┌────────
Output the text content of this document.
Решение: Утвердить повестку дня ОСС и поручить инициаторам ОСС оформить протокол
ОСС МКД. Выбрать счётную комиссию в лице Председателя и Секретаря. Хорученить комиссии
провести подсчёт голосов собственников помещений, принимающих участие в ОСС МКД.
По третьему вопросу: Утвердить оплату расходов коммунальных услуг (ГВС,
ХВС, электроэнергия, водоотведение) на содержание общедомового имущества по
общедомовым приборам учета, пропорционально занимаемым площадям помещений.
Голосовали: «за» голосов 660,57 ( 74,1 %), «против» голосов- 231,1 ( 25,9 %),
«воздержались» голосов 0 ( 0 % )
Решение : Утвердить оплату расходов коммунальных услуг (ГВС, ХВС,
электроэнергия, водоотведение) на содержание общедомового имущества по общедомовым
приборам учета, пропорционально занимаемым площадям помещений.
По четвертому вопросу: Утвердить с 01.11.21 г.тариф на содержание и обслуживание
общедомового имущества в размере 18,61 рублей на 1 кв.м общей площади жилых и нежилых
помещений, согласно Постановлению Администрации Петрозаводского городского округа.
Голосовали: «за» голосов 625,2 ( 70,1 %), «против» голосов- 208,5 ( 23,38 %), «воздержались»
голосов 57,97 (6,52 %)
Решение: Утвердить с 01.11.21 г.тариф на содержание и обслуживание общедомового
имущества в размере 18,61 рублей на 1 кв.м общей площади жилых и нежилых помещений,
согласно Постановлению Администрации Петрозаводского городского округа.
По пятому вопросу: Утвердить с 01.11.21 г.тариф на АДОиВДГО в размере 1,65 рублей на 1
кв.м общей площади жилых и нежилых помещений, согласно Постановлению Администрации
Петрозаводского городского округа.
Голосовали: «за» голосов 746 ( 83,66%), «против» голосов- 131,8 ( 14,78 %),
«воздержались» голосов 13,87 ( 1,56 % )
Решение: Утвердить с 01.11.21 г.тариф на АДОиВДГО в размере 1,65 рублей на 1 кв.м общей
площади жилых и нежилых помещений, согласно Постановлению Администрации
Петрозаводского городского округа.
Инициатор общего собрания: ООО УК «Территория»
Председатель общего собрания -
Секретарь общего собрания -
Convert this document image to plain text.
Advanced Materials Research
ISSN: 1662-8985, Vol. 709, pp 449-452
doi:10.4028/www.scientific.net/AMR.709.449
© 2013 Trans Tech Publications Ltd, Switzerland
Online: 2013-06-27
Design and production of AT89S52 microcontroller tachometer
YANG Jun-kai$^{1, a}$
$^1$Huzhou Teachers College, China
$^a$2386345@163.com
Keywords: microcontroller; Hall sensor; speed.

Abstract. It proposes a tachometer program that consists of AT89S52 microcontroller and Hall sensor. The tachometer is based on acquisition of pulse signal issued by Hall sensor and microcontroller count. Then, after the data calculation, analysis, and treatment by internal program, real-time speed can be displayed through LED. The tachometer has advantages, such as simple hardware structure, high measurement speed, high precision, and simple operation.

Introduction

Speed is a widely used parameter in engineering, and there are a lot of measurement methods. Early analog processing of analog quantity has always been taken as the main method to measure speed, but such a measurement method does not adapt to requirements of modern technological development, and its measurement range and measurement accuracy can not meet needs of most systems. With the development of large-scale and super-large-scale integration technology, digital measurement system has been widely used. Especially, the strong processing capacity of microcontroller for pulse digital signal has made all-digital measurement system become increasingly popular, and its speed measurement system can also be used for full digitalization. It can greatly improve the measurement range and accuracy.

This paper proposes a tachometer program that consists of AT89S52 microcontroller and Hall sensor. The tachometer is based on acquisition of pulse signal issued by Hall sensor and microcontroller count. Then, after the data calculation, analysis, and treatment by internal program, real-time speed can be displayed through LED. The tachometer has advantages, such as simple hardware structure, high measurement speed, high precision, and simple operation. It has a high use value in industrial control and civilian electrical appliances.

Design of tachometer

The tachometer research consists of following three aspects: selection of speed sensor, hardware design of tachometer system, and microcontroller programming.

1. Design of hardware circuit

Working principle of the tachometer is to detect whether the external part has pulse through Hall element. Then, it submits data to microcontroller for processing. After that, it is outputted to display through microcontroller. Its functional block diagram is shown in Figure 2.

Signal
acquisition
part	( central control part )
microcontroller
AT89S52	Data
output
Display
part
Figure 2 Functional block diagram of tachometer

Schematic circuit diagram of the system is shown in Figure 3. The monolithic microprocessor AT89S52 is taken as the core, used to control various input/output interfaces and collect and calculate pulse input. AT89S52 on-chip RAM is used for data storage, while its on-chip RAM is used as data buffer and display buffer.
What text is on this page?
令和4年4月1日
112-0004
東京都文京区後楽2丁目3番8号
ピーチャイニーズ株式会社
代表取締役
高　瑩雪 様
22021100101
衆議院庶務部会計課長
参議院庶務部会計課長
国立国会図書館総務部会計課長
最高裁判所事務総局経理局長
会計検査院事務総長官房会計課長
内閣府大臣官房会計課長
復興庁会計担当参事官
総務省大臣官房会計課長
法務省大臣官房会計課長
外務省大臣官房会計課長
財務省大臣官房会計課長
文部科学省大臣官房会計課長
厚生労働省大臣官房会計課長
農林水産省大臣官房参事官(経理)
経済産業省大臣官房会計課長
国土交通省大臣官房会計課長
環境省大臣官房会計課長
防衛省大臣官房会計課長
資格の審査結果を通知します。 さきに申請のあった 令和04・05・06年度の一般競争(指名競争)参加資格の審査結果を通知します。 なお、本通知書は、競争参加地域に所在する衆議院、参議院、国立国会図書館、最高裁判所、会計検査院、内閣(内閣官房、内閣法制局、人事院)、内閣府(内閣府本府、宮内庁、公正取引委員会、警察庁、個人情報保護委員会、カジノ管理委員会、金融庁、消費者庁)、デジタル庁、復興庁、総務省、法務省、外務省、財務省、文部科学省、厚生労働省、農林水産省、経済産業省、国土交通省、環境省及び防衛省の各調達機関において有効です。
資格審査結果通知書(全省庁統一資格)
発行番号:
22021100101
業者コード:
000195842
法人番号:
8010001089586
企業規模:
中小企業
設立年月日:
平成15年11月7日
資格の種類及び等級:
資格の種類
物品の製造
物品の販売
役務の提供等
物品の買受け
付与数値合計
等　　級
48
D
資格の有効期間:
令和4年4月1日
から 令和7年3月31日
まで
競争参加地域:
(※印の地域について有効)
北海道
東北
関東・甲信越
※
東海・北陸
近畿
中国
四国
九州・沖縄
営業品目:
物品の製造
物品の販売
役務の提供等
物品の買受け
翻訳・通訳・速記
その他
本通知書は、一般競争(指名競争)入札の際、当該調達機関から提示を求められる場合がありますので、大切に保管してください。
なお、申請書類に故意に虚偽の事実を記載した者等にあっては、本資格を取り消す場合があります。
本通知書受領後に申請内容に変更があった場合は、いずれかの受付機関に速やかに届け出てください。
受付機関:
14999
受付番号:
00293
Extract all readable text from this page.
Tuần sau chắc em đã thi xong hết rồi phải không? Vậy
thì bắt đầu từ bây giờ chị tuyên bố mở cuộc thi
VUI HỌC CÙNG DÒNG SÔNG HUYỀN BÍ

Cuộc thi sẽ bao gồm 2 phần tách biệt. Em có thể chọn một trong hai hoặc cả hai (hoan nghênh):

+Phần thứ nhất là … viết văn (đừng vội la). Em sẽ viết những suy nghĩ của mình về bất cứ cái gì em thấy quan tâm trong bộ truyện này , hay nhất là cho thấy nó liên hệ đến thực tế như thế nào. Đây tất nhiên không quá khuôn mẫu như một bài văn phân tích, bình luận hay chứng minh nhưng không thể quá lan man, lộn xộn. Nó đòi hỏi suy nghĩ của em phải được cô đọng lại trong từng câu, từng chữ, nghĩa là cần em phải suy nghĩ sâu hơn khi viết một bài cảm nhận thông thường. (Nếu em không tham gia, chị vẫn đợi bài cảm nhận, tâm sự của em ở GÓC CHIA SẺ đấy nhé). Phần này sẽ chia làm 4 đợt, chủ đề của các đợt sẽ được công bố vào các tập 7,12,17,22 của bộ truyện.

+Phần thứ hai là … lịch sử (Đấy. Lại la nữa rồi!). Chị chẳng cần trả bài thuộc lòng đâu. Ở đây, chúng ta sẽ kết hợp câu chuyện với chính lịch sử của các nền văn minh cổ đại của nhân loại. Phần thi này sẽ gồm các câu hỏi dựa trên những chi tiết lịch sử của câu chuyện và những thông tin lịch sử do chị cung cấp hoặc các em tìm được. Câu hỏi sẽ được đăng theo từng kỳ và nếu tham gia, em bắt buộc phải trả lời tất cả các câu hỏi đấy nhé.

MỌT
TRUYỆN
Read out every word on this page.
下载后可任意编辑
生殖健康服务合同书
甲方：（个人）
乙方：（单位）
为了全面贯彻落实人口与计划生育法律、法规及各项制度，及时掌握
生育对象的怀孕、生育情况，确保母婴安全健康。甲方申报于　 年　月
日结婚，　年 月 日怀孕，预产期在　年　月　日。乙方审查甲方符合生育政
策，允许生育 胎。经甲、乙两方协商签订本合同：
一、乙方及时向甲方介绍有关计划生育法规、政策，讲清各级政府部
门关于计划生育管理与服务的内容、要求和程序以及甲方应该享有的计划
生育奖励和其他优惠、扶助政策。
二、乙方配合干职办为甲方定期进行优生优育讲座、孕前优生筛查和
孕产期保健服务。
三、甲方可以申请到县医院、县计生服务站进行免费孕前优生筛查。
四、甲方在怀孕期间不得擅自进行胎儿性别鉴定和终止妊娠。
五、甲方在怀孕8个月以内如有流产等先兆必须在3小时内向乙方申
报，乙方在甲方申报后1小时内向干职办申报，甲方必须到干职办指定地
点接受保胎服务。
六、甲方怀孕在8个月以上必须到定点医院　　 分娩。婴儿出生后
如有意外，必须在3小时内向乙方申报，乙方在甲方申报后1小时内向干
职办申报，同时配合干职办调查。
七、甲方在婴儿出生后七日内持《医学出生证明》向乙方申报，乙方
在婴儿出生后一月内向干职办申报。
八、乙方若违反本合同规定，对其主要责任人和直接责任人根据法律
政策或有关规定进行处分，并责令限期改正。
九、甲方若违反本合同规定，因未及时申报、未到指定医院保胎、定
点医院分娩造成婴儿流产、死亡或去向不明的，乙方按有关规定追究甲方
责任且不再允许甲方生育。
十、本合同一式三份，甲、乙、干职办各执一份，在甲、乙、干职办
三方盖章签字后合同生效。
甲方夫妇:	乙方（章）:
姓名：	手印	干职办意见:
└────────
Tell how many lines above contain the word "имущества". Give the number alone.

• **SOLUTION TO THIS PROBLEM**
4